◆ Given exercise
Quote exactly the lines running from the line with "What's the underlying" to the end of the entries, including both, and nothing else.

######

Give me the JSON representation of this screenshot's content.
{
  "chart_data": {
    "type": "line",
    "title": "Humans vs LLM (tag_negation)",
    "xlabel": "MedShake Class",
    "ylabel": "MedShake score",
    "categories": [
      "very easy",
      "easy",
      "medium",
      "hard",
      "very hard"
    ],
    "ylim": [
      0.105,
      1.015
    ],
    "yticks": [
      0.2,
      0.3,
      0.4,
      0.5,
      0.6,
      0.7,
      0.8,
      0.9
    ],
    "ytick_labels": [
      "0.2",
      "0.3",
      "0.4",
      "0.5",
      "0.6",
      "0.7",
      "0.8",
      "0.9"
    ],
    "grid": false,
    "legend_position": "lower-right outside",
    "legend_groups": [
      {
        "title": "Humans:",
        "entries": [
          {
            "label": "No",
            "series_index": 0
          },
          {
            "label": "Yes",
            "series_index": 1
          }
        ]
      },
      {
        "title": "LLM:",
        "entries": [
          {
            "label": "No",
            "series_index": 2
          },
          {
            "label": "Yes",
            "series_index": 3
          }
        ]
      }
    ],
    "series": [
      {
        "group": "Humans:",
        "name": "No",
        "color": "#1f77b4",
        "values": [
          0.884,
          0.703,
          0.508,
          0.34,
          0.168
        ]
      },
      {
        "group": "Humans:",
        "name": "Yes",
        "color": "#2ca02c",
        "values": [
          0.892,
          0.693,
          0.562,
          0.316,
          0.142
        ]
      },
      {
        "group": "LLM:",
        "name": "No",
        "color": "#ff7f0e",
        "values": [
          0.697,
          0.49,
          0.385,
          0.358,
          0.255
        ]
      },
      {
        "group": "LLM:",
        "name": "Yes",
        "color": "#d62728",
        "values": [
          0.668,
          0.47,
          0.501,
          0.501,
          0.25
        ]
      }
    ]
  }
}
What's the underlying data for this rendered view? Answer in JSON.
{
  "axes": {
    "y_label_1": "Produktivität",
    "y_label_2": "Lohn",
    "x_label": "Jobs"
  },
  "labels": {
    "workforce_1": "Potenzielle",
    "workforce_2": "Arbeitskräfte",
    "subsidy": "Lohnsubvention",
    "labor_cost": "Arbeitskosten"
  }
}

######

◆ Answer below
What's the underlying data for this rendered view? Answer in JSON.
{
  "axes": {
    "y_label_1": "Produktivität",
    "y_label_2": "Lohn",
    "x_label": "Jobs"
  },
  "labels": {
    "workforce_1": "Potenzielle",
    "workforce_2": "Arbeitskräfte",
    "subsidy": "Lohnsubvention",
    "labor_cost": "Arbeitskosten"
  }
}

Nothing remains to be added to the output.